EXERCISE MATERIALS:
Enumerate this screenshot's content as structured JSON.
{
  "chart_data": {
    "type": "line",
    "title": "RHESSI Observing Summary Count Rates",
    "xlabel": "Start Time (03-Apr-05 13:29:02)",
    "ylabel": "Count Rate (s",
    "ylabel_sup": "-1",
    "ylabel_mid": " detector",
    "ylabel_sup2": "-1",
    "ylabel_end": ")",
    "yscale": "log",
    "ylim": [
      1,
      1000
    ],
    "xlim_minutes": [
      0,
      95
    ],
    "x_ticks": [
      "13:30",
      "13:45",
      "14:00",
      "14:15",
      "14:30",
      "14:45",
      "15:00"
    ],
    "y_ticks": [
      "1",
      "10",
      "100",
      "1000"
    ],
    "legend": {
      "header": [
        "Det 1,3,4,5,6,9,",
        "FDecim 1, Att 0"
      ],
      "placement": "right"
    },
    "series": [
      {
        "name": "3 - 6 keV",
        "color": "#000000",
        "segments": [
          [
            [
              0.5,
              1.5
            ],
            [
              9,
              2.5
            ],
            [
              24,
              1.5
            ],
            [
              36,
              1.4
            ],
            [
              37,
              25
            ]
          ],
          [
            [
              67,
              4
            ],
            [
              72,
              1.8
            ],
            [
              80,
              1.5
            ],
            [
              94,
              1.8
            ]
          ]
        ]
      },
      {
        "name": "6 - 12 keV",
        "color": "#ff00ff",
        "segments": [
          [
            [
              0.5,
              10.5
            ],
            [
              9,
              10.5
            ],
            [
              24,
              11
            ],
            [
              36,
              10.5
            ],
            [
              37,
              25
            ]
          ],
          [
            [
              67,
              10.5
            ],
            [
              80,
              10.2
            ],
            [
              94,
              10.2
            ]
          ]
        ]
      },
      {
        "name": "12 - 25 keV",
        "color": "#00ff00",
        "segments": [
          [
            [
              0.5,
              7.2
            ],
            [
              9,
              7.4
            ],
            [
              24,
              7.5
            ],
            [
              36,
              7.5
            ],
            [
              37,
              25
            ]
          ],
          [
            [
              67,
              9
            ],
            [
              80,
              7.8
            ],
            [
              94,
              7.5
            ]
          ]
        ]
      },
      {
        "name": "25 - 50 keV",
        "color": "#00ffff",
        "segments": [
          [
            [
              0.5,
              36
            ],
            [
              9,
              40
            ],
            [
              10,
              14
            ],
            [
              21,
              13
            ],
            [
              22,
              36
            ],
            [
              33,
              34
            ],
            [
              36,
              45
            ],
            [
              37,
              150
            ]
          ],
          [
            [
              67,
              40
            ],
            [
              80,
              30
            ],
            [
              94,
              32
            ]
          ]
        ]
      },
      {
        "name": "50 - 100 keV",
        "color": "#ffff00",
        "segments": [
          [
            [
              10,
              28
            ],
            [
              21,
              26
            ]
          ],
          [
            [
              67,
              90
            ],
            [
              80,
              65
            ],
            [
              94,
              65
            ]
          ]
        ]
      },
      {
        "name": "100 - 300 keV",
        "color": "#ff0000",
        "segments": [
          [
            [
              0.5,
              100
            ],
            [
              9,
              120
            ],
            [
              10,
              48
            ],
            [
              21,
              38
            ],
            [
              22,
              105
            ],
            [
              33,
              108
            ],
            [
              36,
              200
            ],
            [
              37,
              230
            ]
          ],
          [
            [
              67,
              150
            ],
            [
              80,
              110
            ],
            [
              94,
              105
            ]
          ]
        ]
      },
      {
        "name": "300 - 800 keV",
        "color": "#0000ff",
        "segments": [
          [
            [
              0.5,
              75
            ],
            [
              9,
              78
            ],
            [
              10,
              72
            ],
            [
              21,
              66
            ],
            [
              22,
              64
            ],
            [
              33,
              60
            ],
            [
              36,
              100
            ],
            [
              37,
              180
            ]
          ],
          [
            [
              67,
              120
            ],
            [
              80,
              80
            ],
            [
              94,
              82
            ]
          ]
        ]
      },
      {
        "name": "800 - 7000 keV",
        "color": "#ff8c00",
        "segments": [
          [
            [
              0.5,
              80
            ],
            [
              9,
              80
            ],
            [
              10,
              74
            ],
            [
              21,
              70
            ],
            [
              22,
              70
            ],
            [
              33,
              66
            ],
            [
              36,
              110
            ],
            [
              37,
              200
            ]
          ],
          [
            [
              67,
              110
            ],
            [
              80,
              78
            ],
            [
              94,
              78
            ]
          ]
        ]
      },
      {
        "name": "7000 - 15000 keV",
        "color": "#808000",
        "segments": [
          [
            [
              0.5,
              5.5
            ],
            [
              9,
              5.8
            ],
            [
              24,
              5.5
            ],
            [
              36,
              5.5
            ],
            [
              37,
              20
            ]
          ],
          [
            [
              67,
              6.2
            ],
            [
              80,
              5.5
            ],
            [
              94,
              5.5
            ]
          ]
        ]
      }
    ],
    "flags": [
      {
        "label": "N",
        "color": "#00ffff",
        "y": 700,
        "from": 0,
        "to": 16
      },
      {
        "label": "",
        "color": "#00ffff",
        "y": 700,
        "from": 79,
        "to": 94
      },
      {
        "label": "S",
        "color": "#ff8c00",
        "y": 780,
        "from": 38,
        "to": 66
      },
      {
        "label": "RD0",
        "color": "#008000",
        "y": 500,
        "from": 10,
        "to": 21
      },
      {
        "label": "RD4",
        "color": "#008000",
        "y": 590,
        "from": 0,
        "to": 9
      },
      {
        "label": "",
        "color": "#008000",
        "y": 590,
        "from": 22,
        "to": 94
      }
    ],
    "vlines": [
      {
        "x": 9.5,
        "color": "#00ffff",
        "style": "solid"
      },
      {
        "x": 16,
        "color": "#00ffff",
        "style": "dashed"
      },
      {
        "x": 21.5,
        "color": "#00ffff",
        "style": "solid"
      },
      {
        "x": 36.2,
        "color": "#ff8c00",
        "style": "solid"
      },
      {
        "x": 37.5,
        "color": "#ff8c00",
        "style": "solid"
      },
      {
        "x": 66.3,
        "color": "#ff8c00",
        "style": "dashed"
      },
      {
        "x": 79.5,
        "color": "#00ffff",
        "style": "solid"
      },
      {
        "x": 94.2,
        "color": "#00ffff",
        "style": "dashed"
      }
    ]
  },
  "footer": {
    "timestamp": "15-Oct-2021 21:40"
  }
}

DIRECTIONS FOR THIS TASK: Reproduce each line of the entries in which the word "Count" is found.

ANSWER TO THE EXERCISE:
    "title": "RHESSI Observing Summary Count Rates",
    "ylabel": "Count Rate (s",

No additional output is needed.